(Dataset entries on figures)
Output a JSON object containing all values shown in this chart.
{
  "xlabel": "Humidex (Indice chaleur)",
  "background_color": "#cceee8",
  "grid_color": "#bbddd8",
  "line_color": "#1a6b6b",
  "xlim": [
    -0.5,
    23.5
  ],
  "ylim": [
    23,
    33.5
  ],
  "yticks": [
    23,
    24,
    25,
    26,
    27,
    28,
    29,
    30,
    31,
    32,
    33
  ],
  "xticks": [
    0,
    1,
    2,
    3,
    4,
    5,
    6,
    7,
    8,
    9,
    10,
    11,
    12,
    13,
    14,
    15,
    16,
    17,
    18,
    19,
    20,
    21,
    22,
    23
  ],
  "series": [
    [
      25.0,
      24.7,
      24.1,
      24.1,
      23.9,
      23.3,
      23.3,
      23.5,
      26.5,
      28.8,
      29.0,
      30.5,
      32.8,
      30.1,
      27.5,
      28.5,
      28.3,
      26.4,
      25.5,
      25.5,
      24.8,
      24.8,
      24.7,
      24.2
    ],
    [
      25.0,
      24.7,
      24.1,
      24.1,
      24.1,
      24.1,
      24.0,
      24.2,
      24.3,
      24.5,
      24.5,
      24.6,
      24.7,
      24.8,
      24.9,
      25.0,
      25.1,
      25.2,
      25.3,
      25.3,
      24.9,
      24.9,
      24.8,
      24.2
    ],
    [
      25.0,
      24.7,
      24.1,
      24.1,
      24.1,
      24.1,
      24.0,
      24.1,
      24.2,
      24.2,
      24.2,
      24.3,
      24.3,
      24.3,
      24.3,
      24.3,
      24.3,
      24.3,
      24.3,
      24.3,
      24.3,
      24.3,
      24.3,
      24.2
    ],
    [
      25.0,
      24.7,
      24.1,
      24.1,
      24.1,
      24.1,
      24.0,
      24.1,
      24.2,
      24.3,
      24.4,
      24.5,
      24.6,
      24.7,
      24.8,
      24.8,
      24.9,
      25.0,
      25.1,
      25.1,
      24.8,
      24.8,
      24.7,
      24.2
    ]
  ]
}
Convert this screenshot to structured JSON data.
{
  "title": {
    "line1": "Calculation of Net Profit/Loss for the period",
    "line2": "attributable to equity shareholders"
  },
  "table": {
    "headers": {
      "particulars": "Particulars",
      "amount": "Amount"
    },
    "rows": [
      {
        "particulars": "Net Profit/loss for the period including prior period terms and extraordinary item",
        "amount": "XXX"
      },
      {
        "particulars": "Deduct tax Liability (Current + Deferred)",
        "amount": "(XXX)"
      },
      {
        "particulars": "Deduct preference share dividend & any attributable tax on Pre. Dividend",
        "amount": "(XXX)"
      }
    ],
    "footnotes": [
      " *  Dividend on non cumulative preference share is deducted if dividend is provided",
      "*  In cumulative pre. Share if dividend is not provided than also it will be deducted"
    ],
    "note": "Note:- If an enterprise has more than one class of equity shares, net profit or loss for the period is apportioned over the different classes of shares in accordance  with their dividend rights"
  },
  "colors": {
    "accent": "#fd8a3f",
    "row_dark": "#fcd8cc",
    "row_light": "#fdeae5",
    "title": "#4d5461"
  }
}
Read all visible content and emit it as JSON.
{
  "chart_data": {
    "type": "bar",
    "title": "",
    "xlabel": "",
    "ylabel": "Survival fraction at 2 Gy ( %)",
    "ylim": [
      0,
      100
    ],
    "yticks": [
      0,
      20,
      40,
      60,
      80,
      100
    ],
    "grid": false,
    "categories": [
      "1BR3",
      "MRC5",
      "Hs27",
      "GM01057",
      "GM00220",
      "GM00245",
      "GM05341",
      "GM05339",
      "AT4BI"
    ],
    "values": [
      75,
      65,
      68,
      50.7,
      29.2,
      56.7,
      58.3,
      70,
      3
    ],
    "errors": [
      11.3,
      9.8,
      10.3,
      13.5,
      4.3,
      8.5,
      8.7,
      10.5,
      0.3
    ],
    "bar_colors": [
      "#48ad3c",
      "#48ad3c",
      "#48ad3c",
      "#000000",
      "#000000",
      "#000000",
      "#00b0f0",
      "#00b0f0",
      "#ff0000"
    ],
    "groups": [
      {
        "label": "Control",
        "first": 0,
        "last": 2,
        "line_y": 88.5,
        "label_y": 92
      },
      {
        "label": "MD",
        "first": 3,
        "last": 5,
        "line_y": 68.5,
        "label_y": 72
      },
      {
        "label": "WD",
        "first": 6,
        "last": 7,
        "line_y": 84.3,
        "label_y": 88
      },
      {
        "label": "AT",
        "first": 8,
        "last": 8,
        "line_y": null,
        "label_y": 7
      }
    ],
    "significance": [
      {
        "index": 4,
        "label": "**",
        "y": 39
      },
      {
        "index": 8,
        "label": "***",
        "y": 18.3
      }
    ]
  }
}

> **What the exercise asks**
Nothing in the listing may be changed; retype it all exactly.

> **Exercise result**
Output a JSON object containing all values shown in this chart.
{
  "xlabel": "Humidex (Indice chaleur)",
  "background_color": "#cceee8",
  "grid_color": "#bbddd8",
  "line_color": "#1a6b6b",
  "xlim": [
    -0.5,
    23.5
  ],
  "ylim": [
    23,
    33.5
  ],
  "yticks": [
    23,
    24,
    25,
    26,
    27,
    28,
    29,
    30,
    31,
    32,
    33
  ],
  "xticks": [
    0,
    1,
    2,
    3,
    4,
    5,
    6,
    7,
    8,
    9,
    10,
    11,
    12,
    13,
    14,
    15,
    16,
    17,
    18,
    19,
    20,
    21,
    22,
    23
  ],
  "series": [
    [
      25.0,
      24.7,
      24.1,
      24.1,
      23.9,
      23.3,
      23.3,
      23.5,
      26.5,
      28.8,
      29.0,
      30.5,
      32.8,
      30.1,
      27.5,
      28.5,
      28.3,
      26.4,
      25.5,
      25.5,
      24.8,
      24.8,
      24.7,
      24.2
    ],
    [
      25.0,
      24.7,
      24.1,
      24.1,
      24.1,
      24.1,
      24.0,
      24.2,
      24.3,
      24.5,
      24.5,
      24.6,
      24.7,
      24.8,
      24.9,
      25.0,
      25.1,
      25.2,
      25.3,
      25.3,
      24.9,
      24.9,
      24.8,
      24.2
    ],
    [
      25.0,
      24.7,
      24.1,
      24.1,
      24.1,
      24.1,
      24.0,
      24.1,
      24.2,
      24.2,
      24.2,
      24.3,
      24.3,
      24.3,
      24.3,
      24.3,
      24.3,
      24.3,
      24.3,
      24.3,
      24.3,
      24.3,
      24.3,
      24.2
    ],
    [
      25.0,
      24.7,
      24.1,
      24.1,
      24.1,
      24.1,
      24.0,
      24.1,
      24.2,
      24.3,
      24.4,
      24.5,
      24.6,
      24.7,
      24.8,
      24.8,
      24.9,
      25.0,
      25.1,
      25.1,
      24.8,
      24.8,
      24.7,
      24.2
    ]
  ]
}
Convert this screenshot to structured JSON data.
{
  "title": {
    "line1": "Calculation of Net Profit/Loss for the period",
    "line2": "attributable to equity shareholders"
  },
  "table": {
    "headers": {
      "particulars": "Particulars",
      "amount": "Amount"
    },
    "rows": [
      {
        "particulars": "Net Profit/loss for the period including prior period terms and extraordinary item",
        "amount": "XXX"
      },
      {
        "particulars": "Deduct tax Liability (Current + Deferred)",
        "amount": "(XXX)"
      },
      {
        "particulars": "Deduct preference share dividend & any attributable tax on Pre. Dividend",
        "amount": "(XXX)"
      }
    ],
    "footnotes": [
      " *  Dividend on non cumulative preference share is deducted if dividend is provided",
      "*  In cumulative pre. Share if dividend is not provided than also it will be deducted"
    ],
    "note": "Note:- If an enterprise has more than one class of equity shares, net profit or loss for the period is apportioned over the different classes of shares in accordance  with their dividend rights"
  },
  "colors": {
    "accent": "#fd8a3f",
    "row_dark": "#fcd8cc",
    "row_light": "#fdeae5",
    "title": "#4d5461"
  }
}
Read all visible content and emit it as JSON.
{
  "chart_data": {
    "type": "bar",
    "title": "",
    "xlabel": "",
    "ylabel": "Survival fraction at 2 Gy ( %)",
    "ylim": [
      0,
      100
    ],
    "yticks": [
      0,
      20,
      40,
      60,
      80,
      100
    ],
    "grid": false,
    "categories": [
      "1BR3",
      "MRC5",
      "Hs27",
      "GM01057",
      "GM00220",
      "GM00245",
      "GM05341",
      "GM05339",
      "AT4BI"
    ],
    "values": [
      75,
      65,
      68,
      50.7,
      29.2,
      56.7,
      58.3,
      70,
      3
    ],
    "errors": [
      11.3,
      9.8,
      10.3,
      13.5,
      4.3,
      8.5,
      8.7,
      10.5,
      0.3
    ],
    "bar_colors": [
      "#48ad3c",
      "#48ad3c",
      "#48ad3c",
      "#000000",
      "#000000",
      "#000000",
      "#00b0f0",
      "#00b0f0",
      "#ff0000"
    ],
    "groups": [
      {
        "label": "Control",
        "first": 0,
        "last": 2,
        "line_y": 88.5,
        "label_y": 92
      },
      {
        "label": "MD",
        "first": 3,
        "last": 5,
        "line_y": 68.5,
        "label_y": 72
      },
      {
        "label": "WD",
        "first": 6,
        "last": 7,
        "line_y": 84.3,
        "label_y": 88
      },
      {
        "label": "AT",
        "first": 8,
        "last": 8,
        "line_y": null,
        "label_y": 7
      }
    ],
    "significance": [
      {
        "index": 4,
        "label": "**",
        "y": 39
      },
      {
        "index": 8,
        "label": "***",
        "y": 18.3
      }
    ]
  }
}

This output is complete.